## [Task directions]
Copy out each line featuring the string "aspirace" from the entries beneath.

## [Supplied entries]
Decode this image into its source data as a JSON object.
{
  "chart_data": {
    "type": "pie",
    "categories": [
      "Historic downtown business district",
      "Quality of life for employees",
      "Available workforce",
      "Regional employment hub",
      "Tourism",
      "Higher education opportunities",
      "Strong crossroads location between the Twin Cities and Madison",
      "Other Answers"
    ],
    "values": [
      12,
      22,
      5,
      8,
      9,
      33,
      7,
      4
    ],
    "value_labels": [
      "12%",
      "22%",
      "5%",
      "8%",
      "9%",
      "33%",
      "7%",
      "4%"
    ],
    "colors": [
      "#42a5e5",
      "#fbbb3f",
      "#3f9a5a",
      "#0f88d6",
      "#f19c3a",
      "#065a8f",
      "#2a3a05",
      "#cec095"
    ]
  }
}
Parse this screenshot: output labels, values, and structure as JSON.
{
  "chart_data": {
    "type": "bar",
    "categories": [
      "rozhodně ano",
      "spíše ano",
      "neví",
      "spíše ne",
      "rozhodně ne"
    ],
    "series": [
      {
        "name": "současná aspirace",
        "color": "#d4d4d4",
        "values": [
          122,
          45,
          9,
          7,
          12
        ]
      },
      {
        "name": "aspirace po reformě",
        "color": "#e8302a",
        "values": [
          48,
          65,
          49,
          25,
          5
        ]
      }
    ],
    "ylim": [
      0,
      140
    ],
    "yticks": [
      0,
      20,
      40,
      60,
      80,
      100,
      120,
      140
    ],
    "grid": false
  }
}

## [Result]
        "name": "současná aspirace",
        "name": "aspirace po reformě",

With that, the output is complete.